* **EXERCISE GOAL**
Each entry below must be repeated exactly, with pictures left out.

****

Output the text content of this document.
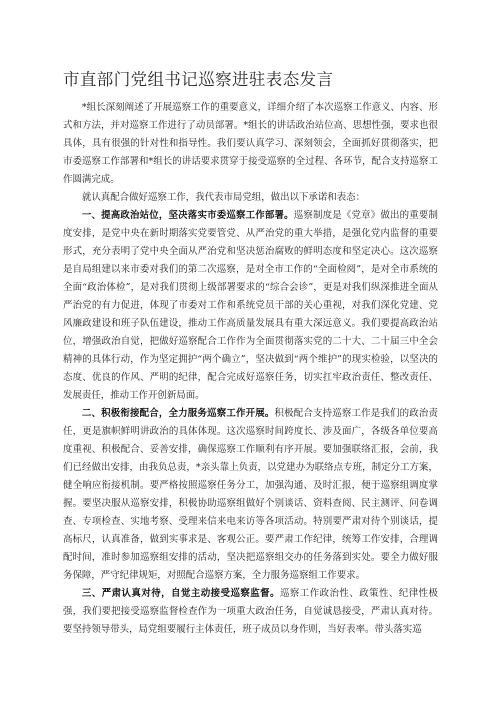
市直部门党组书记巡察进驻表态发言

*组长深刻阐述了开展巡察工作的重要意义，详细介绍了本次巡察工作意义、内容、形式和方法，并对巡察工作进行了动员部署。*组长的讲话政治站位高、思想性强，要求也很具体，具有很强的针对性和指导性。我们要认真学习、深刻领会，全面抓好贯彻落实，把市委巡察工作部署和*组长的讲话要求贯穿于接受巡察的全过程、各环节，配合支持巡察工作圆满完成。

就认真配合做好巡察工作，我代表市局党组，做出以下承诺和表态：

一、提高政治站位，坚决落实市委巡察工作部署。巡察制度是《党章》做出的重要制度安排，是党中央在新时期落实党要管党、从严治党的重大举措，是强化党内监督的重要形式，充分表明了党中央全面从严治党和坚决惩治腐败的鲜明态度和坚定决心。这次巡察是自局组建以来市委对我们的第二次巡察，是对全市工作的“全面检阅”，是对全市系统的全面“政治体检”，是对我们贯彻上级部署要求的“综合会诊”，更是对我们纵深推进全面从严治党的有力促进，体现了市委对工作和系统党员干部的关心重视，对我们深化党建、党风廉政建设和班子队伍建设，推动工作高质量发展具有重大深远意义。我们要提高政治站位，增强政治自觉，把做好巡察配合工作作为全面贯彻落实党的二十大、二十届三中全会精神的具体行动，作为坚定拥护“两个确立”，坚决做到“两个维护”的现实检验，以坚决的态度、优良的作风、严明的纪律，配合完成好巡察任务，切实扛牢政治责任、整改责任、发展责任，推动工作开创新局面。

二、积极衔接配合，全力服务巡察工作开展。积极配合支持巡察工作是我们的政治责任，更是旗帜鲜明讲政治的具体体现。这次巡察时间跨度长、涉及面广，各级各单位要高度重视、积极配合、妥善安排，确保巡察工作顺利有序开展。要加强联络汇报，会前，我们已经做出安排，由我负总责，*亲头靠上负责，以党建办为联络点专班，制定分工方案，健全响应衔接机制。要严格按照巡察任务分工，加强沟通、及时汇报，便于巡察组调度掌握。要坚决服从巡察安排，积极协助巡察组做好个别谈话、资料查阅、民主测评、问卷调查、专项检查、实地考察、受理来信来电来访等各项活动。特别要严肃对待个别谈话，提高标尺，认真准备，做到实事求是、客观公正。要严肃工作纪律，统筹工作安排，合理调配时间，准时参加巡察组安排的活动，坚决把巡察组交办的任务落到实处。要全力做好服务保障，严守纪律规矩，对照配合巡察方案，全力服务巡察组工作要求。

三、严肃认真对待，自觉主动接受巡察监督。巡察工作政治性、政策性、纪律性极强，我们要把接受巡察监督检查作为一项重大政治任务，自觉诚恳接受，严肃认真对待。要坚持领导带头，局党组要履行主体责任，班子成员以身作则，当好表率。带头落实巡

****

* **TASK RESPONSE**
Output the text content of this document.
市直部门党组书记巡察进驻表态发言

*组长深刻阐述了开展巡察工作的重要意义，详细介绍了本次巡察工作意义、内容、形式和方法，并对巡察工作进行了动员部署。*组长的讲话政治站位高、思想性强，要求也很具体，具有很强的针对性和指导性。我们要认真学习、深刻领会，全面抓好贯彻落实，把市委巡察工作部署和*组长的讲话要求贯穿于接受巡察的全过程、各环节，配合支持巡察工作圆满完成。

就认真配合做好巡察工作，我代表市局党组，做出以下承诺和表态：

一、提高政治站位，坚决落实市委巡察工作部署。巡察制度是《党章》做出的重要制度安排，是党中央在新时期落实党要管党、从严治党的重大举措，是强化党内监督的重要形式，充分表明了党中央全面从严治党和坚决惩治腐败的鲜明态度和坚定决心。这次巡察是自局组建以来市委对我们的第二次巡察，是对全市工作的“全面检阅”，是对全市系统的全面“政治体检”，是对我们贯彻上级部署要求的“综合会诊”，更是对我们纵深推进全面从严治党的有力促进，体现了市委对工作和系统党员干部的关心重视，对我们深化党建、党风廉政建设和班子队伍建设，推动工作高质量发展具有重大深远意义。我们要提高政治站位，增强政治自觉，把做好巡察配合工作作为全面贯彻落实党的二十大、二十届三中全会精神的具体行动，作为坚定拥护“两个确立”，坚决做到“两个维护”的现实检验，以坚决的态度、优良的作风、严明的纪律，配合完成好巡察任务，切实扛牢政治责任、整改责任、发展责任，推动工作开创新局面。

二、积极衔接配合，全力服务巡察工作开展。积极配合支持巡察工作是我们的政治责任，更是旗帜鲜明讲政治的具体体现。这次巡察时间跨度长、涉及面广，各级各单位要高度重视、积极配合、妥善安排，确保巡察工作顺利有序开展。要加强联络汇报，会前，我们已经做出安排，由我负总责，*亲头靠上负责，以党建办为联络点专班，制定分工方案，健全响应衔接机制。要严格按照巡察任务分工，加强沟通、及时汇报，便于巡察组调度掌握。要坚决服从巡察安排，积极协助巡察组做好个别谈话、资料查阅、民主测评、问卷调查、专项检查、实地考察、受理来信来电来访等各项活动。特别要严肃对待个别谈话，提高标尺，认真准备，做到实事求是、客观公正。要严肃工作纪律，统筹工作安排，合理调配时间，准时参加巡察组安排的活动，坚决把巡察组交办的任务落到实处。要全力做好服务保障，严守纪律规矩，对照配合巡察方案，全力服务巡察组工作要求。

三、严肃认真对待，自觉主动接受巡察监督。巡察工作政治性、政策性、纪律性极强，我们要把接受巡察监督检查作为一项重大政治任务，自觉诚恳接受，严肃认真对待。要坚持领导带头，局党组要履行主体责任，班子成员以身作则，当好表率。带头落实巡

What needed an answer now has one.